> TASK TO COMPLETE
Rewrite the records, swapping every "interactable" for "clickable" and keeping everything else unchanged.

A block of data
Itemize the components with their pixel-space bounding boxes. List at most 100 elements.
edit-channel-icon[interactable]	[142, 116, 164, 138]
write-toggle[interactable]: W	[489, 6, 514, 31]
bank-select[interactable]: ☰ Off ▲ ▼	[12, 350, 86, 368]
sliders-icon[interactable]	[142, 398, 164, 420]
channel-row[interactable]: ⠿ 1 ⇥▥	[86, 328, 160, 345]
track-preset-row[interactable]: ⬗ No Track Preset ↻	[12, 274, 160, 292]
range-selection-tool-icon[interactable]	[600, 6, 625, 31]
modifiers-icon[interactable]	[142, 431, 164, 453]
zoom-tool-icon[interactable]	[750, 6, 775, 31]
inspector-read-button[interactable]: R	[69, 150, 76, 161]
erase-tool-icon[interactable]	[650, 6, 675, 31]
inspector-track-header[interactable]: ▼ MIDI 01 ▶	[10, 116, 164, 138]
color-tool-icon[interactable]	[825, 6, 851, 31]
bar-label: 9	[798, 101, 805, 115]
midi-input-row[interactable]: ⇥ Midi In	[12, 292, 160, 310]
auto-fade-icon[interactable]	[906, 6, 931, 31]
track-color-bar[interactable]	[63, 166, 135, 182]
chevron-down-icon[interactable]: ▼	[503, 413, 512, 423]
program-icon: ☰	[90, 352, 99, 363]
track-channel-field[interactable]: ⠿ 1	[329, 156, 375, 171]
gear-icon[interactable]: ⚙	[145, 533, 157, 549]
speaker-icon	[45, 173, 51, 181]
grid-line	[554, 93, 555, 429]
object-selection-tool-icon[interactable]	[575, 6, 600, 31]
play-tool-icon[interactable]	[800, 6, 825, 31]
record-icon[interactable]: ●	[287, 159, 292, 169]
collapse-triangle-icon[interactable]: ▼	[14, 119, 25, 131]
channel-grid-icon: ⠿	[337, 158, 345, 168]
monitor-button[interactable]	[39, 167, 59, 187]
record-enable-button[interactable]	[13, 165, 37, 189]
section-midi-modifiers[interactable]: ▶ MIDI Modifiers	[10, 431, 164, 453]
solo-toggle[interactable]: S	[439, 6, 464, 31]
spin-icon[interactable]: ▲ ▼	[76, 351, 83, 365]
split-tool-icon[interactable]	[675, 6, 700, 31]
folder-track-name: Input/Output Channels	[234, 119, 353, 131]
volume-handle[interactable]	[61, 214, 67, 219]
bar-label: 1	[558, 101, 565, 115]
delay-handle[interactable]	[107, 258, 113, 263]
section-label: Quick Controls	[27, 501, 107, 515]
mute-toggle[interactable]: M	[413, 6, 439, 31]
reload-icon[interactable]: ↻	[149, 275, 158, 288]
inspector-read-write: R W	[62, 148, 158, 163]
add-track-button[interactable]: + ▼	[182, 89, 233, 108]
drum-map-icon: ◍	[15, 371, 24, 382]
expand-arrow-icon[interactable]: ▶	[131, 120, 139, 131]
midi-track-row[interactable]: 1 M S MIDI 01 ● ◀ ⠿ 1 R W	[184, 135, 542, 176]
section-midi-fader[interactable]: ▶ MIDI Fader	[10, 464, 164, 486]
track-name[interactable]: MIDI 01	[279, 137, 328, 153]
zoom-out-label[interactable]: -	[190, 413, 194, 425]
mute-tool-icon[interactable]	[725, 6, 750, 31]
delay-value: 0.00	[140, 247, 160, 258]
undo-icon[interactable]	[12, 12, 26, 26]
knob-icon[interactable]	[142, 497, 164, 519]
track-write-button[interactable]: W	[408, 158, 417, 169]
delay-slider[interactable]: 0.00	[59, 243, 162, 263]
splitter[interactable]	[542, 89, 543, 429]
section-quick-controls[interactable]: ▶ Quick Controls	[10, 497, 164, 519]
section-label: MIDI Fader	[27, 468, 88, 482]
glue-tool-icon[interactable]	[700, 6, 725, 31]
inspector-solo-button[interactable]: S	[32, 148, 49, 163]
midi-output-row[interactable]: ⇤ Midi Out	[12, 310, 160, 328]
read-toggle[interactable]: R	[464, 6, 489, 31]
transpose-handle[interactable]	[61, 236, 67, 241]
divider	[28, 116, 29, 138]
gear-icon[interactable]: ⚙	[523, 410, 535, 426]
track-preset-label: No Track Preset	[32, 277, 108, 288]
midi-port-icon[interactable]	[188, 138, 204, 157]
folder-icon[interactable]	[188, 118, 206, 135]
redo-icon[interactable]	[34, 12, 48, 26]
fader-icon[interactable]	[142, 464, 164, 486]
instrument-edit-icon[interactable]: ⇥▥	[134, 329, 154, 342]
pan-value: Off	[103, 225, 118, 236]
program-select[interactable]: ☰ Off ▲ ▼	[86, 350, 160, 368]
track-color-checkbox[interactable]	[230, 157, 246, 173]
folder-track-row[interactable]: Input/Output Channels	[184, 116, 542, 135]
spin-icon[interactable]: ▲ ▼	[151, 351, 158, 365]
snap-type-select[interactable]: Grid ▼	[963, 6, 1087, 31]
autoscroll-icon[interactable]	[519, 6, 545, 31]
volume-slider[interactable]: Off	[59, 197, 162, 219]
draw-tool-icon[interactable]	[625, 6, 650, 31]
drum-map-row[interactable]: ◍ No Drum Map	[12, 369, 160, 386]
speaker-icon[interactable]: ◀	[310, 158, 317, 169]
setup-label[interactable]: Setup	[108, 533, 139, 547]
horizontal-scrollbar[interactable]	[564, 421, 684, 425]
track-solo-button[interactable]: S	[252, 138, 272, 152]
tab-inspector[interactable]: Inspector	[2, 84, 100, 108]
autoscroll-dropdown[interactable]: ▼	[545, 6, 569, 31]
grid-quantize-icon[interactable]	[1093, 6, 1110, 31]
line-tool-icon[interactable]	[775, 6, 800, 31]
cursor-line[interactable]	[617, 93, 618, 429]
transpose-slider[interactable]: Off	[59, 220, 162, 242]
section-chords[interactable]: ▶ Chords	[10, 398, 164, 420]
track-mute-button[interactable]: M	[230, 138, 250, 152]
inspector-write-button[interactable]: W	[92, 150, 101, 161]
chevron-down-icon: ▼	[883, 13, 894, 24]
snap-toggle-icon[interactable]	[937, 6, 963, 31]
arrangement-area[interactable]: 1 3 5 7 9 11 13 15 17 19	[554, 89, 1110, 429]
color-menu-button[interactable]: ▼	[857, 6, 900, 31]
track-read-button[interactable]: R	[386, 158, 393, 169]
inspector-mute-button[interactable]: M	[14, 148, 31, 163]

> TASK RESULT
Itemize the components with their pixel-space bounding boxes. List at most 100 elements.
edit-channel-icon[clickable]	[142, 116, 164, 138]
write-toggle[clickable]: W	[489, 6, 514, 31]
bank-select[clickable]: ☰ Off ▲ ▼	[12, 350, 86, 368]
sliders-icon[clickable]	[142, 398, 164, 420]
channel-row[clickable]: ⠿ 1 ⇥▥	[86, 328, 160, 345]
track-preset-row[clickable]: ⬗ No Track Preset ↻	[12, 274, 160, 292]
range-selection-tool-icon[clickable]	[600, 6, 625, 31]
modifiers-icon[clickable]	[142, 431, 164, 453]
zoom-tool-icon[clickable]	[750, 6, 775, 31]
inspector-read-button[clickable]: R	[69, 150, 76, 161]
erase-tool-icon[clickable]	[650, 6, 675, 31]
inspector-track-header[clickable]: ▼ MIDI 01 ▶	[10, 116, 164, 138]
color-tool-icon[clickable]	[825, 6, 851, 31]
bar-label: 9	[798, 101, 805, 115]
midi-input-row[clickable]: ⇥ Midi In	[12, 292, 160, 310]
auto-fade-icon[clickable]	[906, 6, 931, 31]
track-color-bar[clickable]	[63, 166, 135, 182]
chevron-down-icon[clickable]: ▼	[503, 413, 512, 423]
program-icon: ☰	[90, 352, 99, 363]
track-channel-field[clickable]: ⠿ 1	[329, 156, 375, 171]
gear-icon[clickable]: ⚙	[145, 533, 157, 549]
speaker-icon	[45, 173, 51, 181]
grid-line	[554, 93, 555, 429]
object-selection-tool-icon[clickable]	[575, 6, 600, 31]
play-tool-icon[clickable]	[800, 6, 825, 31]
record-icon[clickable]: ●	[287, 159, 292, 169]
collapse-triangle-icon[clickable]: ▼	[14, 119, 25, 131]
channel-grid-icon: ⠿	[337, 158, 345, 168]
monitor-button[clickable]	[39, 167, 59, 187]
record-enable-button[clickable]	[13, 165, 37, 189]
section-midi-modifiers[clickable]: ▶ MIDI Modifiers	[10, 431, 164, 453]
solo-toggle[clickable]: S	[439, 6, 464, 31]
spin-icon[clickable]: ▲ ▼	[76, 351, 83, 365]
split-tool-icon[clickable]	[675, 6, 700, 31]
folder-track-name: Input/Output Channels	[234, 119, 353, 131]
volume-handle[clickable]	[61, 214, 67, 219]
bar-label: 1	[558, 101, 565, 115]
delay-handle[clickable]	[107, 258, 113, 263]
section-label: Quick Controls	[27, 501, 107, 515]
mute-toggle[clickable]: M	[413, 6, 439, 31]
reload-icon[clickable]: ↻	[149, 275, 158, 288]
inspector-read-write: R W	[62, 148, 158, 163]
add-track-button[clickable]: + ▼	[182, 89, 233, 108]
drum-map-icon: ◍	[15, 371, 24, 382]
expand-arrow-icon[clickable]: ▶	[131, 120, 139, 131]
midi-track-row[clickable]: 1 M S MIDI 01 ● ◀ ⠿ 1 R W	[184, 135, 542, 176]
section-midi-fader[clickable]: ▶ MIDI Fader	[10, 464, 164, 486]
track-name[clickable]: MIDI 01	[279, 137, 328, 153]
zoom-out-label[clickable]: -	[190, 413, 194, 425]
mute-tool-icon[clickable]	[725, 6, 750, 31]
delay-value: 0.00	[140, 247, 160, 258]
undo-icon[clickable]	[12, 12, 26, 26]
knob-icon[clickable]	[142, 497, 164, 519]
track-write-button[clickable]: W	[408, 158, 417, 169]
delay-slider[clickable]: 0.00	[59, 243, 162, 263]
splitter[clickable]	[542, 89, 543, 429]
section-quick-controls[clickable]: ▶ Quick Controls	[10, 497, 164, 519]
section-label: MIDI Fader	[27, 468, 88, 482]
glue-tool-icon[clickable]	[700, 6, 725, 31]
inspector-solo-button[clickable]: S	[32, 148, 49, 163]
midi-output-row[clickable]: ⇤ Midi Out	[12, 310, 160, 328]
read-toggle[clickable]: R	[464, 6, 489, 31]
transpose-handle[clickable]	[61, 236, 67, 241]
divider	[28, 116, 29, 138]
gear-icon[clickable]: ⚙	[523, 410, 535, 426]
track-preset-label: No Track Preset	[32, 277, 108, 288]
midi-port-icon[clickable]	[188, 138, 204, 157]
folder-icon[clickable]	[188, 118, 206, 135]
redo-icon[clickable]	[34, 12, 48, 26]
fader-icon[clickable]	[142, 464, 164, 486]
instrument-edit-icon[clickable]: ⇥▥	[134, 329, 154, 342]
pan-value: Off	[103, 225, 118, 236]
program-select[clickable]: ☰ Off ▲ ▼	[86, 350, 160, 368]
track-color-checkbox[clickable]	[230, 157, 246, 173]
folder-track-row[clickable]: Input/Output Channels	[184, 116, 542, 135]
spin-icon[clickable]: ▲ ▼	[151, 351, 158, 365]
snap-type-select[clickable]: Grid ▼	[963, 6, 1087, 31]
autoscroll-icon[clickable]	[519, 6, 545, 31]
volume-slider[clickable]: Off	[59, 197, 162, 219]
draw-tool-icon[clickable]	[625, 6, 650, 31]
drum-map-row[clickable]: ◍ No Drum Map	[12, 369, 160, 386]
speaker-icon[clickable]: ◀	[310, 158, 317, 169]
setup-label[clickable]: Setup	[108, 533, 139, 547]
horizontal-scrollbar[clickable]	[564, 421, 684, 425]
track-solo-button[clickable]: S	[252, 138, 272, 152]
tab-inspector[clickable]: Inspector	[2, 84, 100, 108]
autoscroll-dropdown[clickable]: ▼	[545, 6, 569, 31]
grid-quantize-icon[clickable]	[1093, 6, 1110, 31]
line-tool-icon[clickable]	[775, 6, 800, 31]
cursor-line[clickable]	[617, 93, 618, 429]
transpose-slider[clickable]: Off	[59, 220, 162, 242]
section-chords[clickable]: ▶ Chords	[10, 398, 164, 420]
track-mute-button[clickable]: M	[230, 138, 250, 152]
inspector-write-button[clickable]: W	[92, 150, 101, 161]
chevron-down-icon: ▼	[883, 13, 894, 24]
snap-toggle-icon[clickable]	[937, 6, 963, 31]
arrangement-area[clickable]: 1 3 5 7 9 11 13 15 17 19	[554, 89, 1110, 429]
color-menu-button[clickable]: ▼	[857, 6, 900, 31]
track-read-button[clickable]: R	[386, 158, 393, 169]
inspector-mute-button[clickable]: M	[14, 148, 31, 163]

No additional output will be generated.